_Task requirements_: Transcribe the material in full, exactly as written.

**** Source records ****

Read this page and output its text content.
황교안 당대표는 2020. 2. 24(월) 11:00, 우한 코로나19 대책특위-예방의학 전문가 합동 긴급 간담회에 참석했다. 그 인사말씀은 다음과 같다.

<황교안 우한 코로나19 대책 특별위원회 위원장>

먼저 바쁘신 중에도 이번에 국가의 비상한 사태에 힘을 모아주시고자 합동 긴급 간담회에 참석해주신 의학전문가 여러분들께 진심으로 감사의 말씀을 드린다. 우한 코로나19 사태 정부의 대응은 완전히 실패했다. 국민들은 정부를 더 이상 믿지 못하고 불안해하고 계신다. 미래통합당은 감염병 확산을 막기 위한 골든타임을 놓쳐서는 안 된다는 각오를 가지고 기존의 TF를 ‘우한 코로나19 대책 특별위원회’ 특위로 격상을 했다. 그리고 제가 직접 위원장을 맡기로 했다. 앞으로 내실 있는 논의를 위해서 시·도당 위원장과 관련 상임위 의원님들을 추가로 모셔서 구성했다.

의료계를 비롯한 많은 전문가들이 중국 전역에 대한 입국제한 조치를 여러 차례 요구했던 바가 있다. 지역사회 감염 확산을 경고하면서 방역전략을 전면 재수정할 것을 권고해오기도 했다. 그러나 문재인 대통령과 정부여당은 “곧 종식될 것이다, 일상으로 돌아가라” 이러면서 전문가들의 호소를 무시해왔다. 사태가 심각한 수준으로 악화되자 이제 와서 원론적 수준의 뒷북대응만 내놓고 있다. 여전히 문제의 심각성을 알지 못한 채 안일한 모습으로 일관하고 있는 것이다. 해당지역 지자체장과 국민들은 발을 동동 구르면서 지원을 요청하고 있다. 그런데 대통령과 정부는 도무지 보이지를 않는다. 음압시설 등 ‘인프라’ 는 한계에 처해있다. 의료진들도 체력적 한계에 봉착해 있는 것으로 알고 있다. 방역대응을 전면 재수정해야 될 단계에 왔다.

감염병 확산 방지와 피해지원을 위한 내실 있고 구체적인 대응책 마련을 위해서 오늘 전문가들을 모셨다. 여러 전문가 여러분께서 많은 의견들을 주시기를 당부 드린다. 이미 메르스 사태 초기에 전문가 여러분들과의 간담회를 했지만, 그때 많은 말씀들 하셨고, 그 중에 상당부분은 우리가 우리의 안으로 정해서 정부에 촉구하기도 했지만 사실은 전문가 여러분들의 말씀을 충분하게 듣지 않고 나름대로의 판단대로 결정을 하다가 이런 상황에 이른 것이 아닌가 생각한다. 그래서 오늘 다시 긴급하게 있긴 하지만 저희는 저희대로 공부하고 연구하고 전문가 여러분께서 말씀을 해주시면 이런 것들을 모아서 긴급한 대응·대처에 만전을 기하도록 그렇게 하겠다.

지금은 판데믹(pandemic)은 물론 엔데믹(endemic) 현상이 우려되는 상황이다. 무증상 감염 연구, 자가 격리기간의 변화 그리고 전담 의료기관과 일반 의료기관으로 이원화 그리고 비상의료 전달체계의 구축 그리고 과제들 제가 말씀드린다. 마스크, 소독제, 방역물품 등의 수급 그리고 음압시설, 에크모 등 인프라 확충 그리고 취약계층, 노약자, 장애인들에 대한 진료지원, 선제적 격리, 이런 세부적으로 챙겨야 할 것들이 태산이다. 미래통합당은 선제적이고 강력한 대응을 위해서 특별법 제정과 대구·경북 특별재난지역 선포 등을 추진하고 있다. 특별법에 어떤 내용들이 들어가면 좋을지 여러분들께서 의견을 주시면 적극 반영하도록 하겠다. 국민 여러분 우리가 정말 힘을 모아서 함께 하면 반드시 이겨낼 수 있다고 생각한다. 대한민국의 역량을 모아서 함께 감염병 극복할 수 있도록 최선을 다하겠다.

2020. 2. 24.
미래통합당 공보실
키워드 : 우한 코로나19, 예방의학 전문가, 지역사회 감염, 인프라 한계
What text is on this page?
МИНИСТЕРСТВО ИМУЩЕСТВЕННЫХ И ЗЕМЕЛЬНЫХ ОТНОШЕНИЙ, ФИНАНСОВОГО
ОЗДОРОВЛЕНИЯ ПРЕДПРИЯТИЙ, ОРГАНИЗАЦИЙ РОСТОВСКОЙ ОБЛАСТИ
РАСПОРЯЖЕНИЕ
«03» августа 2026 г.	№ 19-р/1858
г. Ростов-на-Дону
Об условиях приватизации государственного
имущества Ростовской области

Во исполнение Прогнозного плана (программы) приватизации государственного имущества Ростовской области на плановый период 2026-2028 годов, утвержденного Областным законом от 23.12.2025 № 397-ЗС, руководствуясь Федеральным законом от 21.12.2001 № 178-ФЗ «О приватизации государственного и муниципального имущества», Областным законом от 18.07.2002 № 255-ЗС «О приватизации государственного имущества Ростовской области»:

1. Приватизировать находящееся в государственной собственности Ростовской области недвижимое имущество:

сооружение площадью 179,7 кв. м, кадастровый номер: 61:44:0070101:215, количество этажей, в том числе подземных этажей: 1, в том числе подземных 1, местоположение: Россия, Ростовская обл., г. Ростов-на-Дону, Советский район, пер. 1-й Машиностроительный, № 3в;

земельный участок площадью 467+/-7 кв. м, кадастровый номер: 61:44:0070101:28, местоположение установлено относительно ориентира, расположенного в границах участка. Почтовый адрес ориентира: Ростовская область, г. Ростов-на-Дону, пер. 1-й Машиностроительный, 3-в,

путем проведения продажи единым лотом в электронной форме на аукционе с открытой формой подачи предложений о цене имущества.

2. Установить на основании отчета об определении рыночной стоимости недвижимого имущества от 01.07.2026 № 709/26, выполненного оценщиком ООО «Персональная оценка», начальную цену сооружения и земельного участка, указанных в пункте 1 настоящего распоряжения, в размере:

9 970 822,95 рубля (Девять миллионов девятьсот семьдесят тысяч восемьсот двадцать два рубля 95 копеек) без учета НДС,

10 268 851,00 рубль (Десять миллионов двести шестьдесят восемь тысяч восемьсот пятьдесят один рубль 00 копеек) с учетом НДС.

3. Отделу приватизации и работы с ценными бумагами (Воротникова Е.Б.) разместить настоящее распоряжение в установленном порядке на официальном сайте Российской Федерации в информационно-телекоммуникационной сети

****

_Response to the task_:
Read this page and output its text content.
황교안 당대표는 2020. 2. 24(월) 11:00, 우한 코로나19 대책특위-예방의학 전문가 합동 긴급 간담회에 참석했다. 그 인사말씀은 다음과 같다.

<황교안 우한 코로나19 대책 특별위원회 위원장>

먼저 바쁘신 중에도 이번에 국가의 비상한 사태에 힘을 모아주시고자 합동 긴급 간담회에 참석해주신 의학전문가 여러분들께 진심으로 감사의 말씀을 드린다. 우한 코로나19 사태 정부의 대응은 완전히 실패했다. 국민들은 정부를 더 이상 믿지 못하고 불안해하고 계신다. 미래통합당은 감염병 확산을 막기 위한 골든타임을 놓쳐서는 안 된다는 각오를 가지고 기존의 TF를 ‘우한 코로나19 대책 특별위원회’ 특위로 격상을 했다. 그리고 제가 직접 위원장을 맡기로 했다. 앞으로 내실 있는 논의를 위해서 시·도당 위원장과 관련 상임위 의원님들을 추가로 모셔서 구성했다.

의료계를 비롯한 많은 전문가들이 중국 전역에 대한 입국제한 조치를 여러 차례 요구했던 바가 있다. 지역사회 감염 확산을 경고하면서 방역전략을 전면 재수정할 것을 권고해오기도 했다. 그러나 문재인 대통령과 정부여당은 “곧 종식될 것이다, 일상으로 돌아가라” 이러면서 전문가들의 호소를 무시해왔다. 사태가 심각한 수준으로 악화되자 이제 와서 원론적 수준의 뒷북대응만 내놓고 있다. 여전히 문제의 심각성을 알지 못한 채 안일한 모습으로 일관하고 있는 것이다. 해당지역 지자체장과 국민들은 발을 동동 구르면서 지원을 요청하고 있다. 그런데 대통령과 정부는 도무지 보이지를 않는다. 음압시설 등 ‘인프라’ 는 한계에 처해있다. 의료진들도 체력적 한계에 봉착해 있는 것으로 알고 있다. 방역대응을 전면 재수정해야 될 단계에 왔다.

감염병 확산 방지와 피해지원을 위한 내실 있고 구체적인 대응책 마련을 위해서 오늘 전문가들을 모셨다. 여러 전문가 여러분께서 많은 의견들을 주시기를 당부 드린다. 이미 메르스 사태 초기에 전문가 여러분들과의 간담회를 했지만, 그때 많은 말씀들 하셨고, 그 중에 상당부분은 우리가 우리의 안으로 정해서 정부에 촉구하기도 했지만 사실은 전문가 여러분들의 말씀을 충분하게 듣지 않고 나름대로의 판단대로 결정을 하다가 이런 상황에 이른 것이 아닌가 생각한다. 그래서 오늘 다시 긴급하게 있긴 하지만 저희는 저희대로 공부하고 연구하고 전문가 여러분께서 말씀을 해주시면 이런 것들을 모아서 긴급한 대응·대처에 만전을 기하도록 그렇게 하겠다.

지금은 판데믹(pandemic)은 물론 엔데믹(endemic) 현상이 우려되는 상황이다. 무증상 감염 연구, 자가 격리기간의 변화 그리고 전담 의료기관과 일반 의료기관으로 이원화 그리고 비상의료 전달체계의 구축 그리고 과제들 제가 말씀드린다. 마스크, 소독제, 방역물품 등의 수급 그리고 음압시설, 에크모 등 인프라 확충 그리고 취약계층, 노약자, 장애인들에 대한 진료지원, 선제적 격리, 이런 세부적으로 챙겨야 할 것들이 태산이다. 미래통합당은 선제적이고 강력한 대응을 위해서 특별법 제정과 대구·경북 특별재난지역 선포 등을 추진하고 있다. 특별법에 어떤 내용들이 들어가면 좋을지 여러분들께서 의견을 주시면 적극 반영하도록 하겠다. 국민 여러분 우리가 정말 힘을 모아서 함께 하면 반드시 이겨낼 수 있다고 생각한다. 대한민국의 역량을 모아서 함께 감염병 극복할 수 있도록 최선을 다하겠다.

2020. 2. 24.
미래통합당 공보실
키워드 : 우한 코로나19, 예방의학 전문가, 지역사회 감염, 인프라 한계
What text is on this page?
МИНИСТЕРСТВО ИМУЩЕСТВЕННЫХ И ЗЕМЕЛЬНЫХ ОТНОШЕНИЙ, ФИНАНСОВОГО
ОЗДОРОВЛЕНИЯ ПРЕДПРИЯТИЙ, ОРГАНИЗАЦИЙ РОСТОВСКОЙ ОБЛАСТИ
РАСПОРЯЖЕНИЕ
«03» августа 2026 г.	№ 19-р/1858
г. Ростов-на-Дону
Об условиях приватизации государственного
имущества Ростовской области

Во исполнение Прогнозного плана (программы) приватизации государственного имущества Ростовской области на плановый период 2026-2028 годов, утвержденного Областным законом от 23.12.2025 № 397-ЗС, руководствуясь Федеральным законом от 21.12.2001 № 178-ФЗ «О приватизации государственного и муниципального имущества», Областным законом от 18.07.2002 № 255-ЗС «О приватизации государственного имущества Ростовской области»:

1. Приватизировать находящееся в государственной собственности Ростовской области недвижимое имущество:

сооружение площадью 179,7 кв. м, кадастровый номер: 61:44:0070101:215, количество этажей, в том числе подземных этажей: 1, в том числе подземных 1, местоположение: Россия, Ростовская обл., г. Ростов-на-Дону, Советский район, пер. 1-й Машиностроительный, № 3в;

земельный участок площадью 467+/-7 кв. м, кадастровый номер: 61:44:0070101:28, местоположение установлено относительно ориентира, расположенного в границах участка. Почтовый адрес ориентира: Ростовская область, г. Ростов-на-Дону, пер. 1-й Машиностроительный, 3-в,

путем проведения продажи единым лотом в электронной форме на аукционе с открытой формой подачи предложений о цене имущества.

2. Установить на основании отчета об определении рыночной стоимости недвижимого имущества от 01.07.2026 № 709/26, выполненного оценщиком ООО «Персональная оценка», начальную цену сооружения и земельного участка, указанных в пункте 1 настоящего распоряжения, в размере:

9 970 822,95 рубля (Девять миллионов девятьсот семьдесят тысяч восемьсот двадцать два рубля 95 копеек) без учета НДС,

10 268 851,00 рубль (Десять миллионов двести шестьдесят восемь тысяч восемьсот пятьдесят один рубль 00 копеек) с учетом НДС.

3. Отделу приватизации и работы с ценными бумагами (Воротникова Е.Б.) разместить настоящее распоряжение в установленном порядке на официальном сайте Российской Федерации в информационно-телекоммуникационной сети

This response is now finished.